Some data
╔══
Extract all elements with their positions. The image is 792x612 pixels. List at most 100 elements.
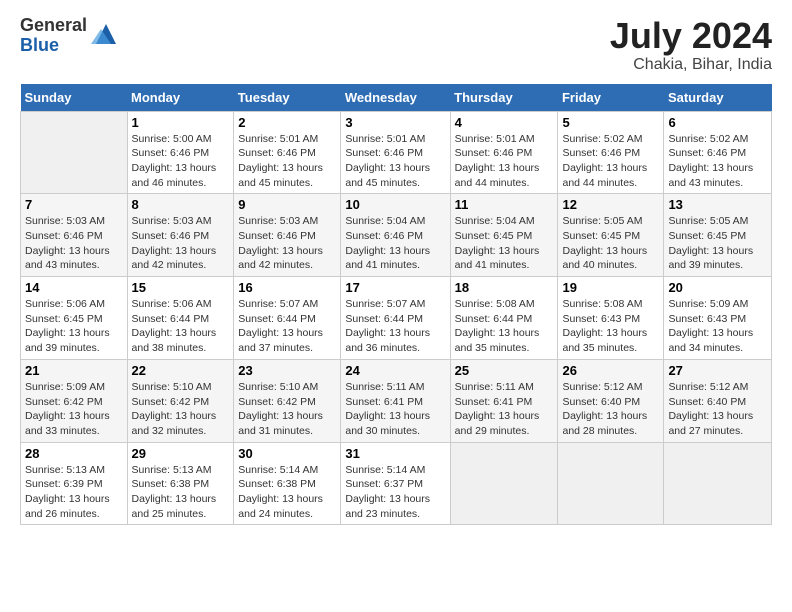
day-number: 26: [562, 363, 659, 378]
col-thursday: Thursday: [450, 84, 558, 112]
day-info: Sunrise: 5:08 AMSunset: 6:44 PMDaylight:…: [455, 297, 554, 356]
calendar-cell: 18 Sunrise: 5:08 AMSunset: 6:44 PMDayligh…: [450, 277, 558, 360]
day-number: 5: [562, 115, 659, 130]
calendar-cell: 21 Sunrise: 5:09 AMSunset: 6:42 PMDayligh…: [21, 359, 128, 442]
day-info: Sunrise: 5:14 AMSunset: 6:37 PMDaylight:…: [345, 463, 445, 522]
day-info: Sunrise: 5:01 AMSunset: 6:46 PMDaylight:…: [238, 132, 336, 191]
calendar-cell: 12 Sunrise: 5:05 AMSunset: 6:45 PMDayligh…: [558, 194, 664, 277]
day-number: 12: [562, 197, 659, 212]
day-number: 18: [455, 280, 554, 295]
header: General Blue July 2024 Chakia, Bihar, In…: [20, 16, 772, 74]
calendar-cell: 20 Sunrise: 5:09 AMSunset: 6:43 PMDayligh…: [664, 277, 772, 360]
calendar-cell: 13 Sunrise: 5:05 AMSunset: 6:45 PMDayligh…: [664, 194, 772, 277]
day-number: 4: [455, 115, 554, 130]
day-number: 23: [238, 363, 336, 378]
calendar-cell: [21, 111, 128, 194]
day-number: 17: [345, 280, 445, 295]
day-number: 22: [132, 363, 230, 378]
calendar-cell: 29Sunrise: 5:13 AMSunset: 6:38 PMDayligh…: [127, 442, 234, 525]
calendar-week-row: 14Sunrise: 5:06 AMSunset: 6:45 PMDayligh…: [21, 277, 772, 360]
calendar-cell: 19 Sunrise: 5:08 AMSunset: 6:43 PMDayligh…: [558, 277, 664, 360]
calendar-cell: 1 Sunrise: 5:00 AMSunset: 6:46 PMDaylight…: [127, 111, 234, 194]
day-info: Sunrise: 5:03 AMSunset: 6:46 PMDaylight:…: [25, 214, 123, 273]
day-info: Sunrise: 5:13 AMSunset: 6:39 PMDaylight:…: [25, 463, 123, 522]
col-wednesday: Wednesday: [341, 84, 450, 112]
day-number: 16: [238, 280, 336, 295]
day-info: Sunrise: 5:07 AMSunset: 6:44 PMDaylight:…: [238, 297, 336, 356]
day-info: Sunrise: 5:14 AMSunset: 6:38 PMDaylight:…: [238, 463, 336, 522]
calendar-cell: 5 Sunrise: 5:02 AMSunset: 6:46 PMDaylight…: [558, 111, 664, 194]
logo-general: General: [20, 16, 87, 36]
calendar-week-row: 21 Sunrise: 5:09 AMSunset: 6:42 PMDayligh…: [21, 359, 772, 442]
calendar-cell: 25 Sunrise: 5:11 AMSunset: 6:41 PMDayligh…: [450, 359, 558, 442]
day-number: 10: [345, 197, 445, 212]
page-container: General Blue July 2024 Chakia, Bihar, In…: [0, 0, 792, 535]
day-info: Sunrise: 5:12 AMSunset: 6:40 PMDaylight:…: [668, 380, 767, 439]
col-tuesday: Tuesday: [234, 84, 341, 112]
day-number: 27: [668, 363, 767, 378]
day-number: 8: [132, 197, 230, 212]
day-info: Sunrise: 5:01 AMSunset: 6:46 PMDaylight:…: [345, 132, 445, 191]
day-number: 19: [562, 280, 659, 295]
calendar-cell: 31 Sunrise: 5:14 AMSunset: 6:37 PMDayligh…: [341, 442, 450, 525]
logo-icon: [91, 19, 121, 49]
calendar-cell: 2 Sunrise: 5:01 AMSunset: 6:46 PMDaylight…: [234, 111, 341, 194]
logo-blue: Blue: [20, 36, 87, 56]
day-number: 21: [25, 363, 123, 378]
col-monday: Monday: [127, 84, 234, 112]
day-info: Sunrise: 5:06 AMSunset: 6:45 PMDaylight:…: [25, 297, 123, 356]
day-info: Sunrise: 5:11 AMSunset: 6:41 PMDaylight:…: [455, 380, 554, 439]
day-number: 31: [345, 446, 445, 461]
day-info: Sunrise: 5:00 AMSunset: 6:46 PMDaylight:…: [132, 132, 230, 191]
day-info: Sunrise: 5:09 AMSunset: 6:43 PMDaylight:…: [668, 297, 767, 356]
calendar-cell: 26Sunrise: 5:12 AMSunset: 6:40 PMDayligh…: [558, 359, 664, 442]
day-info: Sunrise: 5:10 AMSunset: 6:42 PMDaylight:…: [238, 380, 336, 439]
day-info: Sunrise: 5:06 AMSunset: 6:44 PMDaylight:…: [132, 297, 230, 356]
calendar-cell: 17 Sunrise: 5:07 AMSunset: 6:44 PMDayligh…: [341, 277, 450, 360]
day-number: 15: [132, 280, 230, 295]
day-info: Sunrise: 5:02 AMSunset: 6:46 PMDaylight:…: [562, 132, 659, 191]
logo: General Blue: [20, 16, 121, 56]
day-number: 24: [345, 363, 445, 378]
day-number: 20: [668, 280, 767, 295]
col-sunday: Sunday: [21, 84, 128, 112]
day-number: 1: [132, 115, 230, 130]
calendar-cell: 28 Sunrise: 5:13 AMSunset: 6:39 PMDayligh…: [21, 442, 128, 525]
location: Chakia, Bihar, India: [610, 56, 772, 74]
calendar-body: 1 Sunrise: 5:00 AMSunset: 6:46 PMDaylight…: [21, 111, 772, 525]
calendar-cell: [450, 442, 558, 525]
day-number: 9: [238, 197, 336, 212]
day-number: 11: [455, 197, 554, 212]
day-number: 25: [455, 363, 554, 378]
title-block: July 2024 Chakia, Bihar, India: [610, 16, 772, 74]
calendar-cell: [664, 442, 772, 525]
day-info: Sunrise: 5:08 AMSunset: 6:43 PMDaylight:…: [562, 297, 659, 356]
calendar-cell: 24 Sunrise: 5:11 AMSunset: 6:41 PMDayligh…: [341, 359, 450, 442]
calendar-cell: [558, 442, 664, 525]
day-info: Sunrise: 5:13 AMSunset: 6:38 PMDaylight:…: [132, 463, 230, 522]
calendar-cell: 15 Sunrise: 5:06 AMSunset: 6:44 PMDayligh…: [127, 277, 234, 360]
calendar-cell: 8Sunrise: 5:03 AMSunset: 6:46 PMDaylight…: [127, 194, 234, 277]
day-info: Sunrise: 5:07 AMSunset: 6:44 PMDaylight:…: [345, 297, 445, 356]
day-info: Sunrise: 5:04 AMSunset: 6:46 PMDaylight:…: [345, 214, 445, 273]
calendar-week-row: 7Sunrise: 5:03 AMSunset: 6:46 PMDaylight…: [21, 194, 772, 277]
calendar-cell: 27 Sunrise: 5:12 AMSunset: 6:40 PMDayligh…: [664, 359, 772, 442]
day-info: Sunrise: 5:05 AMSunset: 6:45 PMDaylight:…: [668, 214, 767, 273]
col-saturday: Saturday: [664, 84, 772, 112]
day-info: Sunrise: 5:04 AMSunset: 6:45 PMDaylight:…: [455, 214, 554, 273]
day-info: Sunrise: 5:01 AMSunset: 6:46 PMDaylight:…: [455, 132, 554, 191]
day-number: 13: [668, 197, 767, 212]
day-info: Sunrise: 5:03 AMSunset: 6:46 PMDaylight:…: [238, 214, 336, 273]
day-number: 6: [668, 115, 767, 130]
day-info: Sunrise: 5:11 AMSunset: 6:41 PMDaylight:…: [345, 380, 445, 439]
calendar-cell: 23 Sunrise: 5:10 AMSunset: 6:42 PMDayligh…: [234, 359, 341, 442]
day-info: Sunrise: 5:09 AMSunset: 6:42 PMDaylight:…: [25, 380, 123, 439]
calendar-cell: 4 Sunrise: 5:01 AMSunset: 6:46 PMDaylight…: [450, 111, 558, 194]
col-friday: Friday: [558, 84, 664, 112]
calendar-cell: 10 Sunrise: 5:04 AMSunset: 6:46 PMDayligh…: [341, 194, 450, 277]
calendar-week-row: 28 Sunrise: 5:13 AMSunset: 6:39 PMDayligh…: [21, 442, 772, 525]
day-number: 2: [238, 115, 336, 130]
logo-text: General Blue: [20, 16, 87, 56]
day-number: 28: [25, 446, 123, 461]
day-info: Sunrise: 5:05 AMSunset: 6:45 PMDaylight:…: [562, 214, 659, 273]
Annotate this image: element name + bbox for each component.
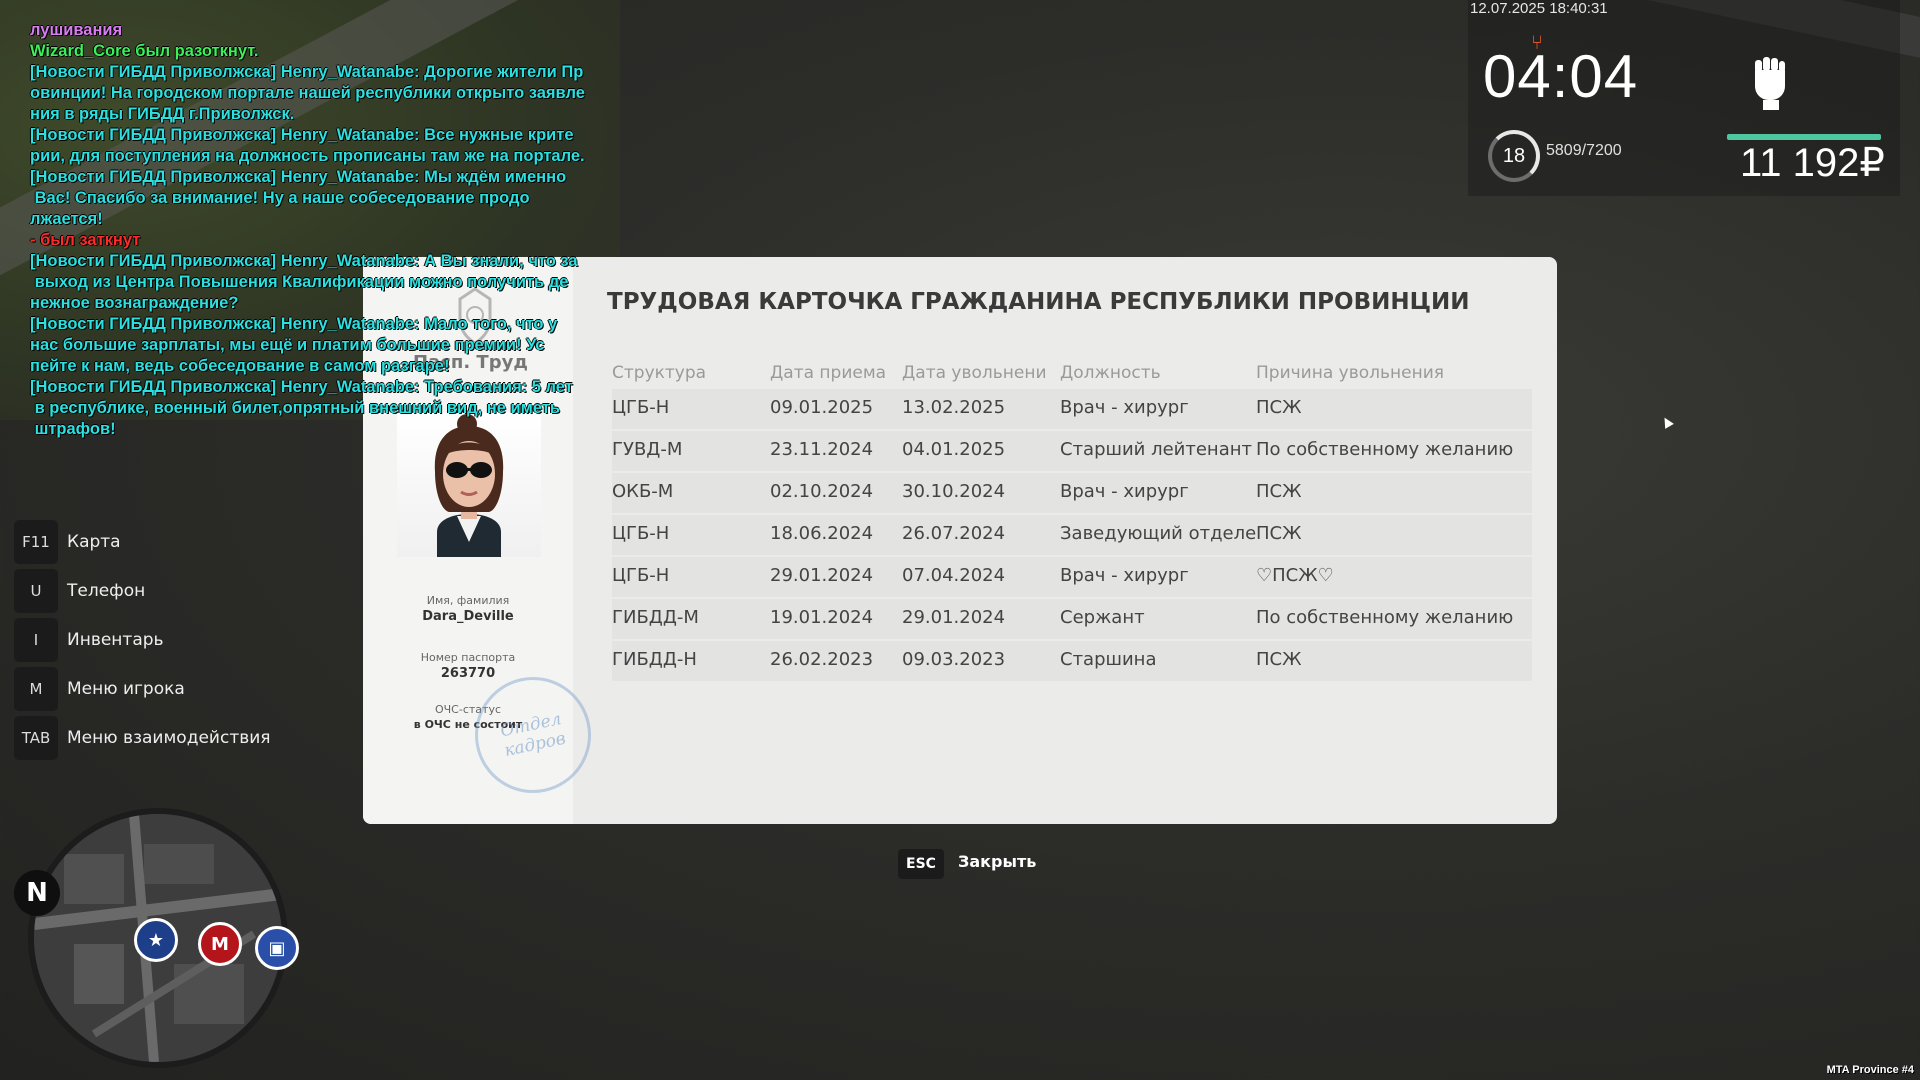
╚══
- **Exercise prompt**:
Lay out the lines from the one containing "day-number: 26: [562, 363, 659, 378]" up to and including the one containing "day-number: 17: [345, 280, 445, 295]" as a JSON list of strings, one string per line, with blank lines omitted.

- **The result**:
[
  "day-number: 26: [562, 363, 659, 378]",
  "col-thursday: Thursday: [450, 84, 558, 112]",
  "day-info: Sunrise: 5:08 AMSunset: 6:44 PMDaylight:…: [455, 297, 554, 356]",
  "calendar-cell: 18 Sunrise: 5:08 AMSunset: 6:44 PMDayligh…: [450, 277, 558, 360]",
  "day-number: 5: [562, 115, 659, 130]",
  "calendar-cell: 21 Sunrise: 5:09 AMSunset: 6:42 PMDayligh…: [21, 359, 128, 442]",
  "day-info: Sunrise: 5:14 AMSunset: 6:37 PMDaylight:…: [345, 463, 445, 522]",
  "day-info: Sunrise: 5:01 AMSunset: 6:46 PMDaylight:…: [238, 132, 336, 191]",
  "calendar-cell: 12 Sunrise: 5:05 AMSunset: 6:45 PMDayligh…: [558, 194, 664, 277]",
  "day-number: 12: [562, 197, 659, 212]",
  "day-number: 18: [455, 280, 554, 295]",
  "header: General Blue July 2024 Chakia, Bihar, In…: [20, 16, 772, 74]",
  "calendar-cell: 20 Sunrise: 5:09 AMSunset: 6:43 PMDayligh…: [664, 277, 772, 360]",
  "calendar-cell: 13 Sunrise: 5:05 AMSunset: 6:45 PMDayligh…: [664, 194, 772, 277]",
  "day-number: 4: [455, 115, 554, 130]",
  "day-number: 23: [238, 363, 336, 378]",
  "calendar-cell: [21, 111, 128, 194]",
  "day-number: 17: [345, 280, 445, 295]"
]